Input:
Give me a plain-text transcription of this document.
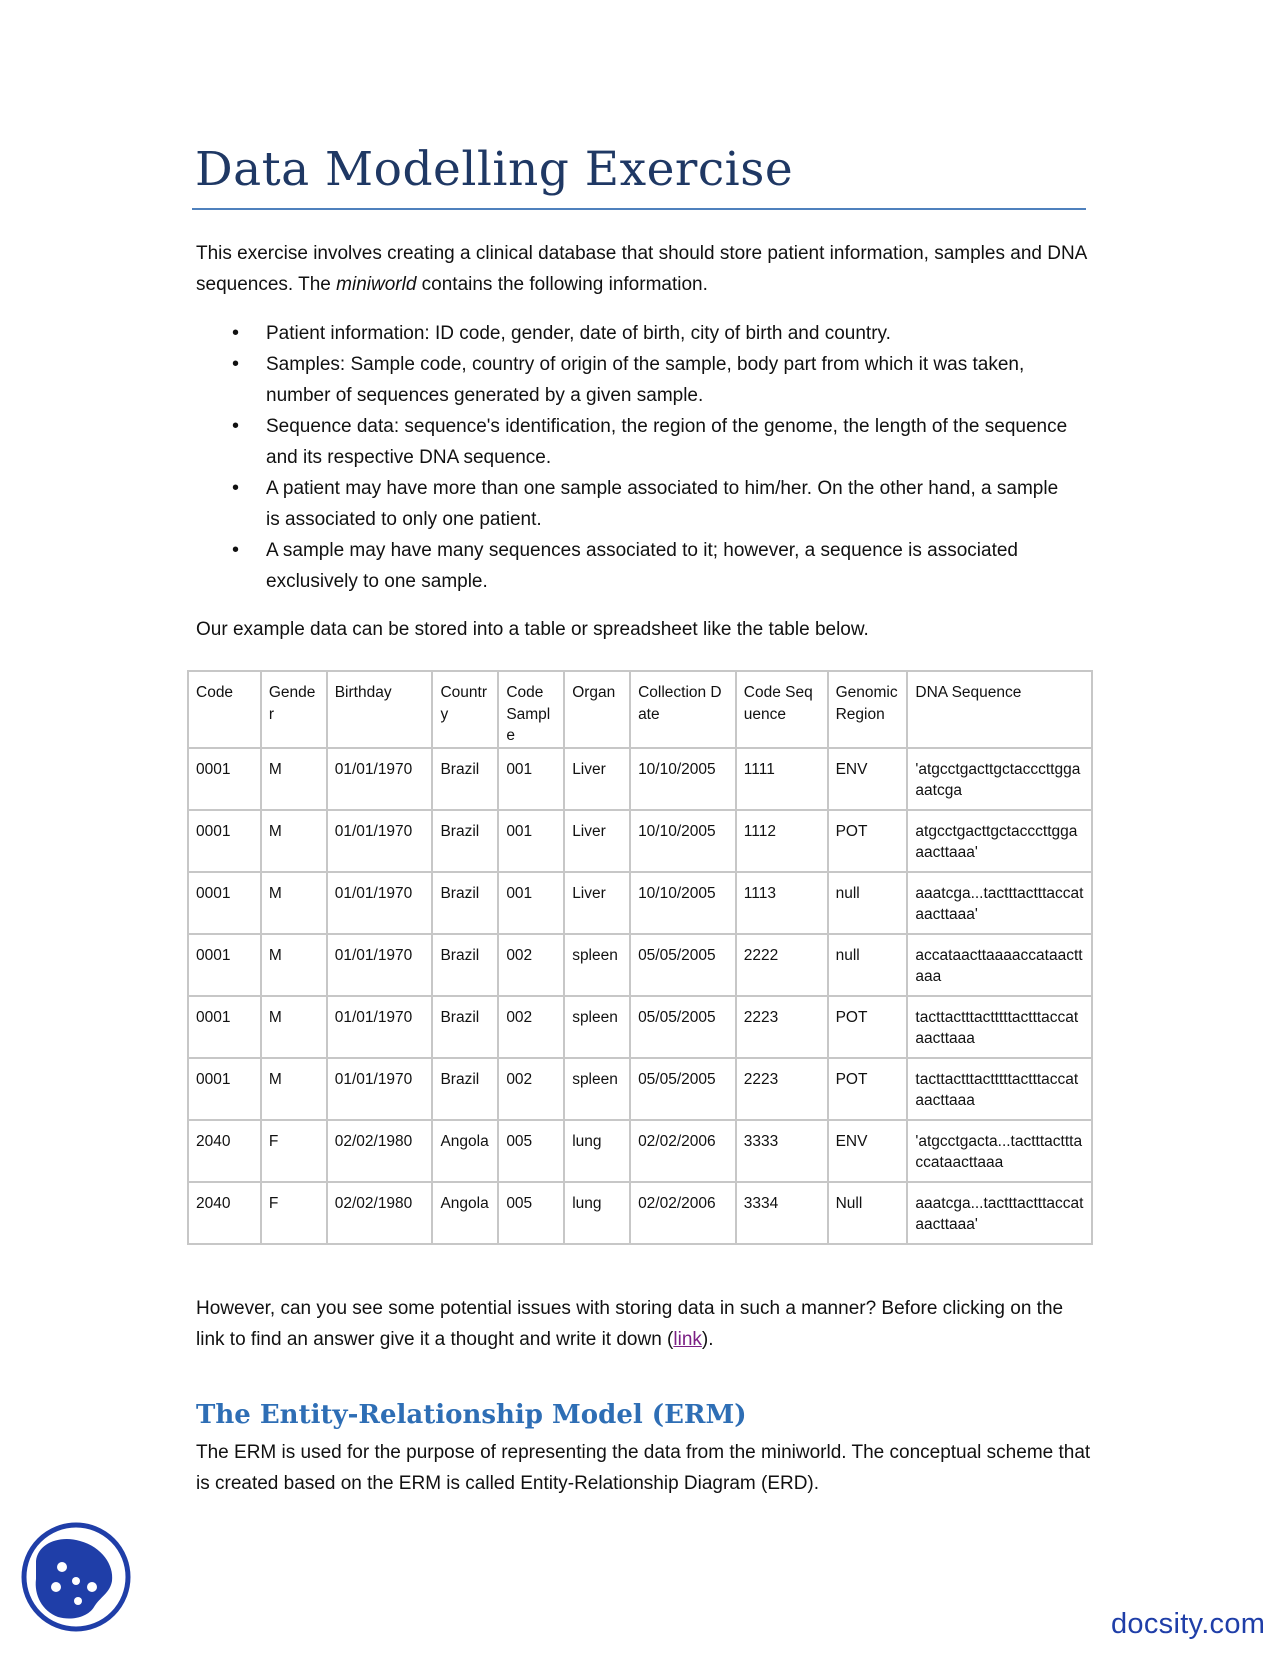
Data Modelling Exercise

This exercise involves creating a clinical database that should store patient information, samples and DNA sequences. The miniworld contains the following information.

• Patient information: ID code, gender, date of birth, city of birth and country.
• Samples: Sample code, country of origin of the sample, body part from which it was taken, number of sequences generated by a given sample.
• Sequence data: sequence's identification, the region of the genome, the length of the sequence and its respective DNA sequence.
• A patient may have more than one sample associated to him/her. On the other hand, a sample is associated to only one patient.
• A sample may have many sequences associated to it; however, a sequence is associated exclusively to one sample.

Our example data can be stored into a table or spreadsheet like the table below.

Code	Gender	Birthday	Country	Code Sample	Organ	Collection Date	Code Sequence	Genomic Region	DNA Sequence
0001	M	01/01/1970	Brazil	001	Liver	10/10/2005	1111	ENV	'atgcctgacttgctacccttggaaatcga
0001	M	01/01/1970	Brazil	001	Liver	10/10/2005	1112	POT	atgcctgacttgctacccttggaaacttaaa'
0001	M	01/01/1970	Brazil	001	Liver	10/10/2005	1113	null	aaatcga...tactttactttaccataacttaaa'
0001	M	01/01/1970	Brazil	002	spleen	05/05/2005	2222	null	accataacttaaaaccataacttaaa
0001	M	01/01/1970	Brazil	002	spleen	05/05/2005	2223	POT	tacttactttactttttactttaccataacttaaa
0001	M	01/01/1970	Brazil	002	spleen	05/05/2005	2223	POT	tacttactttactttttactttaccataacttaaa
2040	F	02/02/1980	Angola	005	lung	02/02/2006	3333	ENV	'atgcctgacta...tactttactttaccataacttaaa
2040	F	02/02/1980	Angola	005	lung	02/02/2006	3334	Null	aaatcga...tactttactttaccataacttaaa'

However, can you see some potential issues with storing data in such a manner? Before clicking on the link to find an answer give it a thought and write it down (link).

The Entity-Relationship Model (ERM)

The ERM is used for the purpose of representing the data from the miniworld. The conceptual scheme that is created based on the ERM is called Entity-Relationship Diagram (ERD).

docsity.com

Problem to solve: Show every line of the entries above where the word "that" occurs.

Exercise response:
This exercise involves creating a clinical database that should store patient information, samples and DNA sequences. The miniworld contains the following information.
The ERM is used for the purpose of representing the data from the miniworld. The conceptual scheme that is created based on the ERM is called Entity-Relationship Diagram (ERD).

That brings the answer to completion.